Structured figure records:
--- Begin ---

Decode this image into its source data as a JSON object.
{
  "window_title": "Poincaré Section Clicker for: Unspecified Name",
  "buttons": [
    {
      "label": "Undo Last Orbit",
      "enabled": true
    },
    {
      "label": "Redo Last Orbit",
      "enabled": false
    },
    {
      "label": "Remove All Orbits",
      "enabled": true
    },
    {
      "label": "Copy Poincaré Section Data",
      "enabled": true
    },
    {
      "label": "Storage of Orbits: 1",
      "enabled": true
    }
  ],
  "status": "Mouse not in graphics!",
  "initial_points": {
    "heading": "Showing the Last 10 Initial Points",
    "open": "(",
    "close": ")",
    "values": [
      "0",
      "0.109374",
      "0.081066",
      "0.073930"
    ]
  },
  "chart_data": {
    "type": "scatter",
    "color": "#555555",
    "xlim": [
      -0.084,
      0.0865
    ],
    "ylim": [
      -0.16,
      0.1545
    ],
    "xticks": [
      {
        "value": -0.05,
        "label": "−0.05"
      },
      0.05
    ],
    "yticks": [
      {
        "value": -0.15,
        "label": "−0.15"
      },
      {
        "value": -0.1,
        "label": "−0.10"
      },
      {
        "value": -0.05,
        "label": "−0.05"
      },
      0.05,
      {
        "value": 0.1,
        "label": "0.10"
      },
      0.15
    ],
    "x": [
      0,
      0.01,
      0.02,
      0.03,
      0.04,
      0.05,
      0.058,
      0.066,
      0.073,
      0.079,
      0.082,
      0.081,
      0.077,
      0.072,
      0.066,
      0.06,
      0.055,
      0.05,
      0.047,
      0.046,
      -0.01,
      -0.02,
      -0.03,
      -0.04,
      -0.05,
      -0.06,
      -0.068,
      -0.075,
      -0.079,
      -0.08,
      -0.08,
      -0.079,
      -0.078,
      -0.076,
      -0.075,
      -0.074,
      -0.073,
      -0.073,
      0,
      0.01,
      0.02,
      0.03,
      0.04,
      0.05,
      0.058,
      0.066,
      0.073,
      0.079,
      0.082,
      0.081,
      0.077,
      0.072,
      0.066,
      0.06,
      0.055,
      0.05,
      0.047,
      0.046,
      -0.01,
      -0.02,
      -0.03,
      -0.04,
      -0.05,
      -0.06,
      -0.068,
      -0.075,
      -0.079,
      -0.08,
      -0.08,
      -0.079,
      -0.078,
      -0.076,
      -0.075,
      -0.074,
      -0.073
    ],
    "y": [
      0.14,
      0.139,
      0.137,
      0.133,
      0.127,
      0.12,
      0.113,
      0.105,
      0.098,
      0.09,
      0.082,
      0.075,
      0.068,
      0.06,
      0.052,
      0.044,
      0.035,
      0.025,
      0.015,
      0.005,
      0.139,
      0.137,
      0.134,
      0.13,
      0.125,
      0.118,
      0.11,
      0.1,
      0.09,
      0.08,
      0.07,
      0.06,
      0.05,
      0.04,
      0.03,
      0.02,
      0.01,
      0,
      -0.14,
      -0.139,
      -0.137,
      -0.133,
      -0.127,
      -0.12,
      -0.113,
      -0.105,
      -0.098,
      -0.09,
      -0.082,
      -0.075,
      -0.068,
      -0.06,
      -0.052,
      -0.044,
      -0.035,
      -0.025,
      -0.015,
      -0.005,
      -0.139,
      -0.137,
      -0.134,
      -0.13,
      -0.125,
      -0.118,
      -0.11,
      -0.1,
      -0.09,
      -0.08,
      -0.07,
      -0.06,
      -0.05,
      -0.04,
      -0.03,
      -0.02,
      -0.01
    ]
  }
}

--- End ---

◆ Short exercise: Extract the complete data, matching each line exactly.

◆ Expected answer:
Decode this image into its source data as a JSON object.
{
  "window_title": "Poincaré Section Clicker for: Unspecified Name",
  "buttons": [
    {
      "label": "Undo Last Orbit",
      "enabled": true
    },
    {
      "label": "Redo Last Orbit",
      "enabled": false
    },
    {
      "label": "Remove All Orbits",
      "enabled": true
    },
    {
      "label": "Copy Poincaré Section Data",
      "enabled": true
    },
    {
      "label": "Storage of Orbits: 1",
      "enabled": true
    }
  ],
  "status": "Mouse not in graphics!",
  "initial_points": {
    "heading": "Showing the Last 10 Initial Points",
    "open": "(",
    "close": ")",
    "values": [
      "0",
      "0.109374",
      "0.081066",
      "0.073930"
    ]
  },
  "chart_data": {
    "type": "scatter",
    "color": "#555555",
    "xlim": [
      -0.084,
      0.0865
    ],
    "ylim": [
      -0.16,
      0.1545
    ],
    "xticks": [
      {
        "value": -0.05,
        "label": "−0.05"
      },
      0.05
    ],
    "yticks": [
      {
        "value": -0.15,
        "label": "−0.15"
      },
      {
        "value": -0.1,
        "label": "−0.10"
      },
      {
        "value": -0.05,
        "label": "−0.05"
      },
      0.05,
      {
        "value": 0.1,
        "label": "0.10"
      },
      0.15
    ],
    "x": [
      0,
      0.01,
      0.02,
      0.03,
      0.04,
      0.05,
      0.058,
      0.066,
      0.073,
      0.079,
      0.082,
      0.081,
      0.077,
      0.072,
      0.066,
      0.06,
      0.055,
      0.05,
      0.047,
      0.046,
      -0.01,
      -0.02,
      -0.03,
      -0.04,
      -0.05,
      -0.06,
      -0.068,
      -0.075,
      -0.079,
      -0.08,
      -0.08,
      -0.079,
      -0.078,
      -0.076,
      -0.075,
      -0.074,
      -0.073,
      -0.073,
      0,
      0.01,
      0.02,
      0.03,
      0.04,
      0.05,
      0.058,
      0.066,
      0.073,
      0.079,
      0.082,
      0.081,
      0.077,
      0.072,
      0.066,
      0.06,
      0.055,
      0.05,
      0.047,
      0.046,
      -0.01,
      -0.02,
      -0.03,
      -0.04,
      -0.05,
      -0.06,
      -0.068,
      -0.075,
      -0.079,
      -0.08,
      -0.08,
      -0.079,
      -0.078,
      -0.076,
      -0.075,
      -0.074,
      -0.073
    ],
    "y": [
      0.14,
      0.139,
      0.137,
      0.133,
      0.127,
      0.12,
      0.113,
      0.105,
      0.098,
      0.09,
      0.082,
      0.075,
      0.068,
      0.06,
      0.052,
      0.044,
      0.035,
      0.025,
      0.015,
      0.005,
      0.139,
      0.137,
      0.134,
      0.13,
      0.125,
      0.118,
      0.11,
      0.1,
      0.09,
      0.08,
      0.07,
      0.06,
      0.05,
      0.04,
      0.03,
      0.02,
      0.01,
      0,
      -0.14,
      -0.139,
      -0.137,
      -0.133,
      -0.127,
      -0.12,
      -0.113,
      -0.105,
      -0.098,
      -0.09,
      -0.082,
      -0.075,
      -0.068,
      -0.06,
      -0.052,
      -0.044,
      -0.035,
      -0.025,
      -0.015,
      -0.005,
      -0.139,
      -0.137,
      -0.134,
      -0.13,
      -0.125,
      -0.118,
      -0.11,
      -0.1,
      -0.09,
      -0.08,
      -0.07,
      -0.06,
      -0.05,
      -0.04,
      -0.03,
      -0.02,
      -0.01
    ]
  }
}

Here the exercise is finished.